WRITTEN TASK
Print each line of the listing once more, precisely as given.

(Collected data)

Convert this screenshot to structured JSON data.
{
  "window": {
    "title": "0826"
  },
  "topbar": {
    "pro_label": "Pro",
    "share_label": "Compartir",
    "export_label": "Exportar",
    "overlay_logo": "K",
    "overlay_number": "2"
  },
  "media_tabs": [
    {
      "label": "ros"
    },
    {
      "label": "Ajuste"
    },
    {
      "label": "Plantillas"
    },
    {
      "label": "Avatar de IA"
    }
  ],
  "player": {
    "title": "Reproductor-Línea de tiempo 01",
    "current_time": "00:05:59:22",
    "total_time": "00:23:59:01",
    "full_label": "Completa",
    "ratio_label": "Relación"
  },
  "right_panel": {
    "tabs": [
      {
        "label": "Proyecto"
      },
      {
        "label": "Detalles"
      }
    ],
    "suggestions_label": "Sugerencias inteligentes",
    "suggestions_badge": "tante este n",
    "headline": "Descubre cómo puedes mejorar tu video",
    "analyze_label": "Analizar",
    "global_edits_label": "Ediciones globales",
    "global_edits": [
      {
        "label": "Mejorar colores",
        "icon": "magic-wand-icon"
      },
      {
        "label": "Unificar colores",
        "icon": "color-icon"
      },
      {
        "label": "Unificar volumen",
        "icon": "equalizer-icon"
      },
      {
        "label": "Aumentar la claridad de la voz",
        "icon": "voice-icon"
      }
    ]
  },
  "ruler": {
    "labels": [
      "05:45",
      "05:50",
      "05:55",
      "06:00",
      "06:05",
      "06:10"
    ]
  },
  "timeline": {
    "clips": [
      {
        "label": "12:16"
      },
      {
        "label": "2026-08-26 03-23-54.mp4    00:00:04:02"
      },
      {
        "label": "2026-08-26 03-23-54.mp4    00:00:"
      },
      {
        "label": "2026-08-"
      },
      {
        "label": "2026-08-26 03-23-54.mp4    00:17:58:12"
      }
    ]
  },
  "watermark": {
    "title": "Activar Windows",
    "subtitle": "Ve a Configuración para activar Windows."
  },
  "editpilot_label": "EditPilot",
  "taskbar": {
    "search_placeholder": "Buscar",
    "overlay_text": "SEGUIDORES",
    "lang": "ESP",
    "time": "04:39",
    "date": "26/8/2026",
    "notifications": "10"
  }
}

SOLUTION FOR THIS TASK
Convert this screenshot to structured JSON data.
{
  "window": {
    "title": "0826"
  },
  "topbar": {
    "pro_label": "Pro",
    "share_label": "Compartir",
    "export_label": "Exportar",
    "overlay_logo": "K",
    "overlay_number": "2"
  },
  "media_tabs": [
    {
      "label": "ros"
    },
    {
      "label": "Ajuste"
    },
    {
      "label": "Plantillas"
    },
    {
      "label": "Avatar de IA"
    }
  ],
  "player": {
    "title": "Reproductor-Línea de tiempo 01",
    "current_time": "00:05:59:22",
    "total_time": "00:23:59:01",
    "full_label": "Completa",
    "ratio_label": "Relación"
  },
  "right_panel": {
    "tabs": [
      {
        "label": "Proyecto"
      },
      {
        "label": "Detalles"
      }
    ],
    "suggestions_label": "Sugerencias inteligentes",
    "suggestions_badge": "tante este n",
    "headline": "Descubre cómo puedes mejorar tu video",
    "analyze_label": "Analizar",
    "global_edits_label": "Ediciones globales",
    "global_edits": [
      {
        "label": "Mejorar colores",
        "icon": "magic-wand-icon"
      },
      {
        "label": "Unificar colores",
        "icon": "color-icon"
      },
      {
        "label": "Unificar volumen",
        "icon": "equalizer-icon"
      },
      {
        "label": "Aumentar la claridad de la voz",
        "icon": "voice-icon"
      }
    ]
  },
  "ruler": {
    "labels": [
      "05:45",
      "05:50",
      "05:55",
      "06:00",
      "06:05",
      "06:10"
    ]
  },
  "timeline": {
    "clips": [
      {
        "label": "12:16"
      },
      {
        "label": "2026-08-26 03-23-54.mp4    00:00:04:02"
      },
      {
        "label": "2026-08-26 03-23-54.mp4    00:00:"
      },
      {
        "label": "2026-08-"
      },
      {
        "label": "2026-08-26 03-23-54.mp4    00:17:58:12"
      }
    ]
  },
  "watermark": {
    "title": "Activar Windows",
    "subtitle": "Ve a Configuración para activar Windows."
  },
  "editpilot_label": "EditPilot",
  "taskbar": {
    "search_placeholder": "Buscar",
    "overlay_text": "SEGUIDORES",
    "lang": "ESP",
    "time": "04:39",
    "date": "26/8/2026",
    "notifications": "10"
  }
}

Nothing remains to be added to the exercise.